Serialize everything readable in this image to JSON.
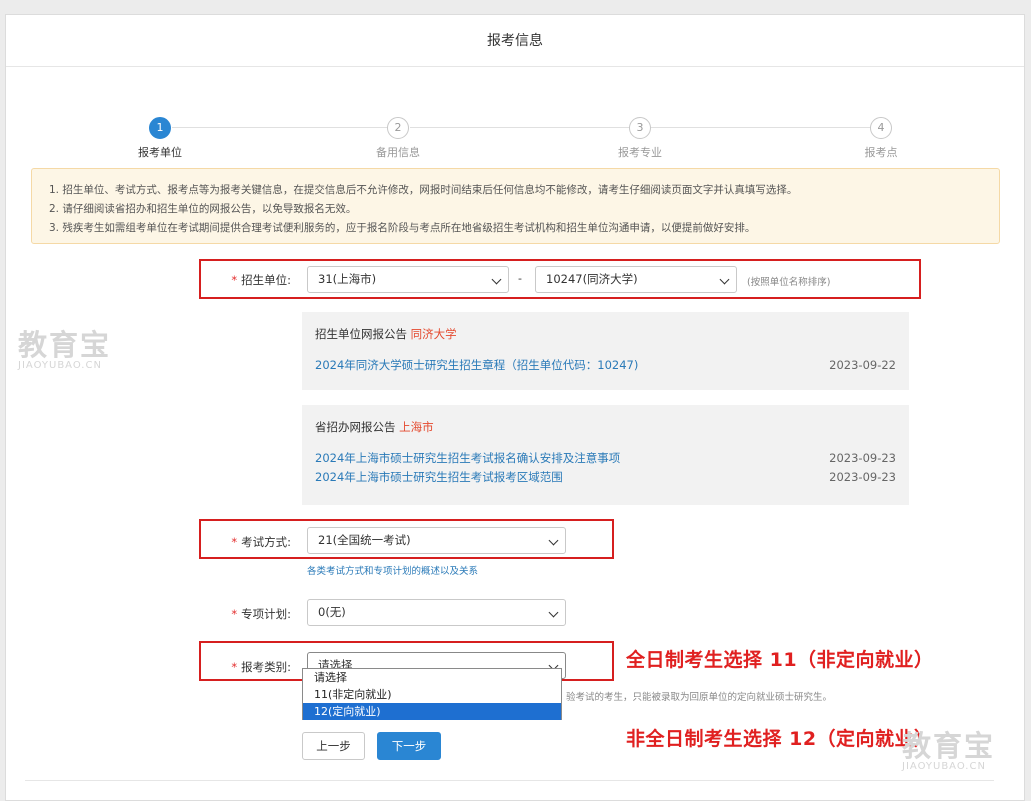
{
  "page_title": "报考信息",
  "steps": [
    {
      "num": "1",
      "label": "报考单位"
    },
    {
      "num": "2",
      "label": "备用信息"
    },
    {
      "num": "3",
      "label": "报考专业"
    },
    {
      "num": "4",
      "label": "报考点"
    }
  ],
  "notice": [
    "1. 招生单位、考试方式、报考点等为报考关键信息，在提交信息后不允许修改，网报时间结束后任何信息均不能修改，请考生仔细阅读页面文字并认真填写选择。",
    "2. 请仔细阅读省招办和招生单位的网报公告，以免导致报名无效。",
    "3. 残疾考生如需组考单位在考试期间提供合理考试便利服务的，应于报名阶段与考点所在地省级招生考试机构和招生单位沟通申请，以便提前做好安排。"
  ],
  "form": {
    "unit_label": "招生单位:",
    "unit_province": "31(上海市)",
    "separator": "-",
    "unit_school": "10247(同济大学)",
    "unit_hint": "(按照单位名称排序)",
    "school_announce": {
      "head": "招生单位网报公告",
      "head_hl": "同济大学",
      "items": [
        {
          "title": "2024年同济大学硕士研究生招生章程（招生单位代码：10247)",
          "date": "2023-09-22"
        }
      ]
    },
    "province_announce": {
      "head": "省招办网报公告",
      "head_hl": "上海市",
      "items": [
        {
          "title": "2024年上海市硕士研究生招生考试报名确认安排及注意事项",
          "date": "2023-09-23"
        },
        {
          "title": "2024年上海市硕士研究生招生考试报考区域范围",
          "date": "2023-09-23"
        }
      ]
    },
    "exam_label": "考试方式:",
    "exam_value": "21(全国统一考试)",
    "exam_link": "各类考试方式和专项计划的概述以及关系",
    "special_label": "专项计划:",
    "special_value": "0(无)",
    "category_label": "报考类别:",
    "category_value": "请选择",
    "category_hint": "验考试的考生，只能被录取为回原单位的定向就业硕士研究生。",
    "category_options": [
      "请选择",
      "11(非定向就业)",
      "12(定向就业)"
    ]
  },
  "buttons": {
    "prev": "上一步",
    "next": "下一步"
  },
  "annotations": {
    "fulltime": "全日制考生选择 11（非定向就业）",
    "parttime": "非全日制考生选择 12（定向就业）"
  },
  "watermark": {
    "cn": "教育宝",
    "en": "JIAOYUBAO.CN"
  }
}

--

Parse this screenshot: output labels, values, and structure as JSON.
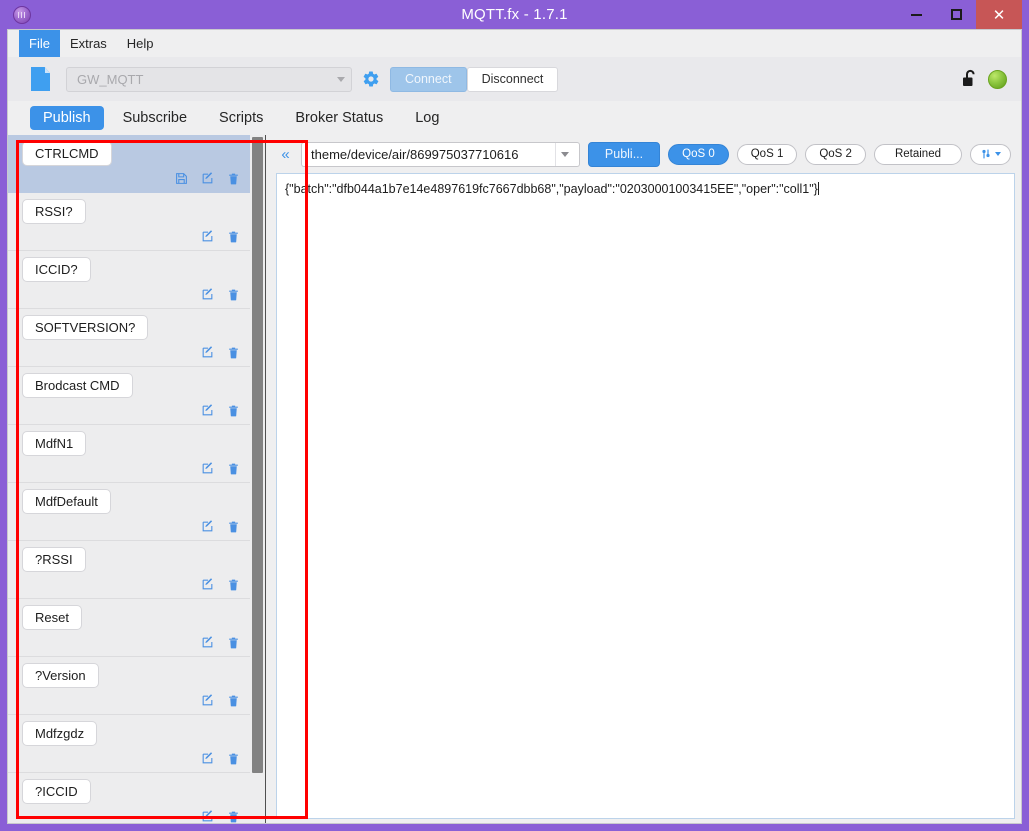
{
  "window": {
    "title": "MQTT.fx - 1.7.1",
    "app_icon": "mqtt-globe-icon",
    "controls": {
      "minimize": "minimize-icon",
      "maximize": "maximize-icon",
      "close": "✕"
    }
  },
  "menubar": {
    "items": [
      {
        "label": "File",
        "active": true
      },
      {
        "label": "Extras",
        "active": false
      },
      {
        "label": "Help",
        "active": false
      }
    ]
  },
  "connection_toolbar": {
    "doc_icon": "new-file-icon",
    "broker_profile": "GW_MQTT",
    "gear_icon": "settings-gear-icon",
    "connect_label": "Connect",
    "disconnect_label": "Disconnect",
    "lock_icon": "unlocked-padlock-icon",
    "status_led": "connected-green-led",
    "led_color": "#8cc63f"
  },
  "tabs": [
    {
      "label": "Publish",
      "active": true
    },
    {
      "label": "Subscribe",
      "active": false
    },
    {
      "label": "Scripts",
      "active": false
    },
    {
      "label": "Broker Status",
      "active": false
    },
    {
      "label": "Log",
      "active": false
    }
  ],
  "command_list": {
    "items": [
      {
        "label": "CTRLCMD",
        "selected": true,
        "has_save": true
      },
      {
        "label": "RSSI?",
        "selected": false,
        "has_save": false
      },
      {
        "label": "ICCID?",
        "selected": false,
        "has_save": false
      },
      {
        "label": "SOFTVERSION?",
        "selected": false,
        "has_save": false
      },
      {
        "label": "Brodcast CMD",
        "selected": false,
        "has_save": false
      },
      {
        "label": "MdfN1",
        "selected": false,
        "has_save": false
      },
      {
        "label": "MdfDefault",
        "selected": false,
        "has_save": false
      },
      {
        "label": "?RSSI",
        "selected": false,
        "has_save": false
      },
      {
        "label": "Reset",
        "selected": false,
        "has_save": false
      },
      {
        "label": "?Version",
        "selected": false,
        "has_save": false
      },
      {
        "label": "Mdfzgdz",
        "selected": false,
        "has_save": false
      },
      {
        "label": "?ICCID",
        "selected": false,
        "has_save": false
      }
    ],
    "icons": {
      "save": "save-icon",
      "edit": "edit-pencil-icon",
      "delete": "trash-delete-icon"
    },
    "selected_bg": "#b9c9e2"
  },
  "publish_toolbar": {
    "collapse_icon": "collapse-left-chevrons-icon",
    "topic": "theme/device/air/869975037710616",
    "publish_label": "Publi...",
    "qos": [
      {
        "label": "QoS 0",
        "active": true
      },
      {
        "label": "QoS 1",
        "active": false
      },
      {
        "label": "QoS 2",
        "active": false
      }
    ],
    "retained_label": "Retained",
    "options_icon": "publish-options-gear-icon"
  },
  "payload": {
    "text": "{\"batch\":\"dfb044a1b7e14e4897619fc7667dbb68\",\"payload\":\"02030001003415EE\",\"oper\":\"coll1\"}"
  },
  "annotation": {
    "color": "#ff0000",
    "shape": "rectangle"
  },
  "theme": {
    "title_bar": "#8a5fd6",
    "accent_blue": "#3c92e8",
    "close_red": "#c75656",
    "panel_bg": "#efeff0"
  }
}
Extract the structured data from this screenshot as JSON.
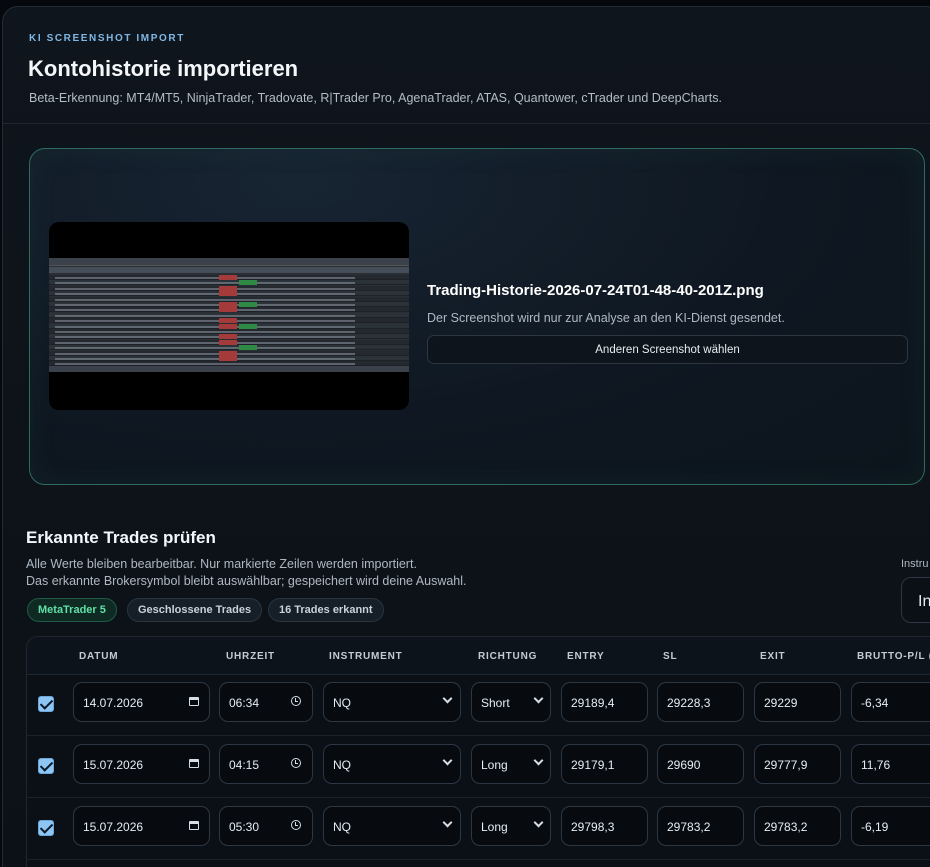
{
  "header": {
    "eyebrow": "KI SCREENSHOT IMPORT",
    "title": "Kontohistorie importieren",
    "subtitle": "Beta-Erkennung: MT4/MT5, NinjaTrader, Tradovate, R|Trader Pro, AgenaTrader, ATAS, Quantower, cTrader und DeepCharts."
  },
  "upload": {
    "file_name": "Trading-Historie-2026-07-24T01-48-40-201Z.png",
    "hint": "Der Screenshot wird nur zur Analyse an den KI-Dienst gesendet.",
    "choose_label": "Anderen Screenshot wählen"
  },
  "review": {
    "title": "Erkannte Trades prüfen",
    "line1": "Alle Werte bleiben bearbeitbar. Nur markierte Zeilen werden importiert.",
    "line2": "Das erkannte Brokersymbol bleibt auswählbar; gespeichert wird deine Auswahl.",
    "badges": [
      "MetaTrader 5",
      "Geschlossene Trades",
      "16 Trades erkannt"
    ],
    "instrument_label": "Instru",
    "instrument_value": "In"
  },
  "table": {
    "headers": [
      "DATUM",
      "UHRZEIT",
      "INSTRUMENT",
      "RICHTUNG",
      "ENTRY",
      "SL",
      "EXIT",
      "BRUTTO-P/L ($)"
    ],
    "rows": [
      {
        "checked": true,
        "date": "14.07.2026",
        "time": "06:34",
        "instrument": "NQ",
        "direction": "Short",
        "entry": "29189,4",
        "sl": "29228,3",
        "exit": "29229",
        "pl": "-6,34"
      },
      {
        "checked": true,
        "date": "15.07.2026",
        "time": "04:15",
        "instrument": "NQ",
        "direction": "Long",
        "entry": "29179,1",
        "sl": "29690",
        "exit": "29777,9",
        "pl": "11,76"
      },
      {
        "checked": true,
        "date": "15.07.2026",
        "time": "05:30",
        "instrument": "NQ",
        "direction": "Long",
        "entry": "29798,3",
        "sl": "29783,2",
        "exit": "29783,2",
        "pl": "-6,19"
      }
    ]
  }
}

**INSTRUCTIONS FOR THE TASK**
Scan the material for lines with the word "JSON", and copy each line you find.

**OUTPUT OF THE TASK**
Serialize everything readable in this image to JSON.
Parse this screenshot: output labels, values, and structure as JSON.
Extract the structured data from this screenshot as JSON.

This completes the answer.